-- Text for analysis follows --
Title : Green synthesis of SnO2@Cu(O,S) nanocomposite catalysts for reduction of Cr(VI) under dark condition
Abstract:
Applying a green technology approach to the synthesis of single phase, heterostructure, and composite heterogeneous catalyst nanomaterials for a wide range of applications in various research fields such as hydrogen generation, antibacterial activities, solar energy utilization, sensor technology, battery innovation, and advanced oxidation processes not only addresses pressing environmental concerns but also enhances synthesis precision, operational efficiencies, and cost-effectiveness. In this study, a novel method was employed using ginger (Zingiber officinale) extract as a highly effective nucleating agent to facilitate the precipitation of distinct materials including the wider bandgap SnO2 single-phase, the Cu(O,S) heterostructure, and the SnO2@Cu(O,S) composite nanomaterials. The formation of relatively large-sized SnO2 nanomaterials on the surface as well as between the smaller-sized Cu(O,S) nanoparticles played a crucial role in promoting electron delocalization across the boundary layer due to the intrinsic surface charge disparity between these blended nanomaterials. Electron transfer from the n-type SnO2 to the p-type Cu(O,S) nanoparticles crossing the boundary layer played a key role in the reduction of Cr(VI) to Cr(III) in the absence of light. Through systematic investigations concerning different weight ratios of SnO2 and various operational parameters, the Cr(VI) reducing activities of these composite nanomaterials were thoroughly explored and optimized in this comprehensive research work.
Audience Take Away
- Green synthesis of SnO2@Cu(O,S) composite nanomaterials for faster reduction of Cr(VI) under dark conditions.
- A very facile, environmentally friendly and energy efficient synthesis method, which can also be used to produce other nanomaterials in different research fields.
- ???????The resulting nanomaterials can be expanded to other fields including battery technology, solar cells, antibacterial activities, and drug deliveries with controlled shapes, and others.
-- Text for analysis concluded --
-- Excerpted data follows --
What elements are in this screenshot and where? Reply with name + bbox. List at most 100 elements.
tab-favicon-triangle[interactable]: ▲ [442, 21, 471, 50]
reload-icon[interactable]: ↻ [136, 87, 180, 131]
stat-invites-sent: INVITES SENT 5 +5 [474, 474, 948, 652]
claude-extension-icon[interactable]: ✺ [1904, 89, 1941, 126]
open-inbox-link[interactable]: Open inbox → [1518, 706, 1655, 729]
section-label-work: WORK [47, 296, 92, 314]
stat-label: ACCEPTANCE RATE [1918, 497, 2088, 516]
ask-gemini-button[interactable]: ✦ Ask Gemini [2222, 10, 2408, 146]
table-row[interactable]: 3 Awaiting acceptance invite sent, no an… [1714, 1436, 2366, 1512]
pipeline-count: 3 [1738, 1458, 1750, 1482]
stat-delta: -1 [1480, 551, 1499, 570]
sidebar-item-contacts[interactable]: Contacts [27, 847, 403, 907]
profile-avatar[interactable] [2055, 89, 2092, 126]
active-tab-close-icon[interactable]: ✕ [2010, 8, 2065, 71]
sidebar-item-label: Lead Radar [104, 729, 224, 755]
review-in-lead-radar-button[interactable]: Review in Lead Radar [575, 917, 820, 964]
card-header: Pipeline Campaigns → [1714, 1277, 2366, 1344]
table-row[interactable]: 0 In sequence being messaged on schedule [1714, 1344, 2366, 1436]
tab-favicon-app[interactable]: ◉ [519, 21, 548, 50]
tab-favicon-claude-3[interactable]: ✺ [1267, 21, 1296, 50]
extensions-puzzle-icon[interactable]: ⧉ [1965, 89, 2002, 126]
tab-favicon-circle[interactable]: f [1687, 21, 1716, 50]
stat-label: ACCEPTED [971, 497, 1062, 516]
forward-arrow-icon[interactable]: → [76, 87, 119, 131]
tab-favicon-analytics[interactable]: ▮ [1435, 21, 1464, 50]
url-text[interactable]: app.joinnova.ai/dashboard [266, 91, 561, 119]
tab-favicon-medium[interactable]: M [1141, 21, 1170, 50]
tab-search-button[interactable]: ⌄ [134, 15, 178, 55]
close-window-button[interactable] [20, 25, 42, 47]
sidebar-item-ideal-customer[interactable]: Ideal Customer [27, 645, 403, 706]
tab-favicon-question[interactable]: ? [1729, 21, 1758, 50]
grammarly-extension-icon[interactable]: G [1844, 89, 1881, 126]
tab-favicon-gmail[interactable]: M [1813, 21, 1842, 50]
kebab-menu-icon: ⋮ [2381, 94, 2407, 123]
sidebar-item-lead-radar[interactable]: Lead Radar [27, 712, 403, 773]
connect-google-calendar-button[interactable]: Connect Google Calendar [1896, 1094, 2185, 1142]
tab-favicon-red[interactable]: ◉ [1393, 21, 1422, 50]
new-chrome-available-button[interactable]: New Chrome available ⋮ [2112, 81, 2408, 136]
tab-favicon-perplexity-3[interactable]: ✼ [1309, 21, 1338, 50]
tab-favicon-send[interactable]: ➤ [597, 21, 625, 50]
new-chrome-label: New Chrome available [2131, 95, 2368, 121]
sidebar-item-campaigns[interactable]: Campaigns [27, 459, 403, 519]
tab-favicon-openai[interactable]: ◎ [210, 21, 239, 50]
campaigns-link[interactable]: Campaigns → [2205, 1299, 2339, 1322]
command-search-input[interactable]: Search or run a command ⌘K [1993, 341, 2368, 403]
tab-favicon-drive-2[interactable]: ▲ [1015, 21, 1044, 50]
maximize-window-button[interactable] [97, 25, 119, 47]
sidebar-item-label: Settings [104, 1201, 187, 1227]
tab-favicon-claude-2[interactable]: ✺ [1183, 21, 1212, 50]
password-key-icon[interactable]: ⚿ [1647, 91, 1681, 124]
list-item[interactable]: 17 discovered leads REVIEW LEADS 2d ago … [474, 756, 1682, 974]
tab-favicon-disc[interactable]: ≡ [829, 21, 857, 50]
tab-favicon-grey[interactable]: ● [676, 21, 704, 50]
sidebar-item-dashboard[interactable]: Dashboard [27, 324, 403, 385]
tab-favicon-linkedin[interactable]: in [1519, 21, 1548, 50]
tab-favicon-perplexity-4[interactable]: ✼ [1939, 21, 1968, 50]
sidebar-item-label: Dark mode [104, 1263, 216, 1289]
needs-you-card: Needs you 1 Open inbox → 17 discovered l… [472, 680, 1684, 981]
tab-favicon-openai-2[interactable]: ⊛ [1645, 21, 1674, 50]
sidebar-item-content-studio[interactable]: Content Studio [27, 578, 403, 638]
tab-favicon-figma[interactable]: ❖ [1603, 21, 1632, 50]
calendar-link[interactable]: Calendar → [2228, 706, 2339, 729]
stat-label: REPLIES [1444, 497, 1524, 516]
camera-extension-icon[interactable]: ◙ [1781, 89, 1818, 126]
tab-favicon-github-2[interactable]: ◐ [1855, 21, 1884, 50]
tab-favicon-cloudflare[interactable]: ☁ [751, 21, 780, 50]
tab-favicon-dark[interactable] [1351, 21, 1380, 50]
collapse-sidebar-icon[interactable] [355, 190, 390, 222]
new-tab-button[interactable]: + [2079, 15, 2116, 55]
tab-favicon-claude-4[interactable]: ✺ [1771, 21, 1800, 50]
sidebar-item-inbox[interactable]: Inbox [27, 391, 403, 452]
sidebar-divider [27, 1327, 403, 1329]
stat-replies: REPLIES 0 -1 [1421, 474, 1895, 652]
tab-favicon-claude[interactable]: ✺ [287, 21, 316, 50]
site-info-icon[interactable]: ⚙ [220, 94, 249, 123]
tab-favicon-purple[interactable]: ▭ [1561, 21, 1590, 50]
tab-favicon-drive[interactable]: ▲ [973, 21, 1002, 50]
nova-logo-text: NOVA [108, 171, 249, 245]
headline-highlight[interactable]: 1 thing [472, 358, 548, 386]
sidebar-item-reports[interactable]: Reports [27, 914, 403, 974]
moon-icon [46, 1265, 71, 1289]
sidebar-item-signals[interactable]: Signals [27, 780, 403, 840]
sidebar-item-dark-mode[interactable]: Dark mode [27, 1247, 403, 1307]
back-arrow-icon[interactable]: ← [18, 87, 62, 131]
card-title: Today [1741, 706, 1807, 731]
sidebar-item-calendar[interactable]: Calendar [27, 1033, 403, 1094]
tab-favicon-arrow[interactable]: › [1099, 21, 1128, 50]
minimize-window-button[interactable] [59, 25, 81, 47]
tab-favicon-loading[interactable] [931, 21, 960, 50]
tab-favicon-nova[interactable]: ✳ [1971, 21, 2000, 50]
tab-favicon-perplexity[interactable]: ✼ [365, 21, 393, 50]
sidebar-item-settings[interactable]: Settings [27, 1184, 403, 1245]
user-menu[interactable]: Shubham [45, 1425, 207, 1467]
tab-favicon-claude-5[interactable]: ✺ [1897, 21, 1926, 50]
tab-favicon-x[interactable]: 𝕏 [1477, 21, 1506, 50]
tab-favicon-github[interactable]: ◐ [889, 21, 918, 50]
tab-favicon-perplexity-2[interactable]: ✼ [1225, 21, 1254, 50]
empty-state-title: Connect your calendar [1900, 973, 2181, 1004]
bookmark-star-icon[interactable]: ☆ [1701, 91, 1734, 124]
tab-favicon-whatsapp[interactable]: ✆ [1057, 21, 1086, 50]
-- Excerpted data concluded --
=== Task requirements ===
Repeat word for word the part of the abstract on SnO2@Cu(O,S) catalysts that opens with the words containing "Audience Take Away" and closes with "shapes, and others.". The items have no connection to the abstract on SnO2@Cu(O,S) catalysts.

=== Response ===
Audience Take Away
- Green synthesis of SnO2@Cu(O,S) composite nanomaterials for faster reduction of Cr(VI) under dark conditions.
- A very facile, environmentally friendly and energy efficient synthesis method, which can also be used to produce other nanomaterials in different research fields.
- ???????The resulting nanomaterials can be expanded to other fields including battery technology, solar cells, antibacterial activities, and drug deliveries with controlled shapes, and others.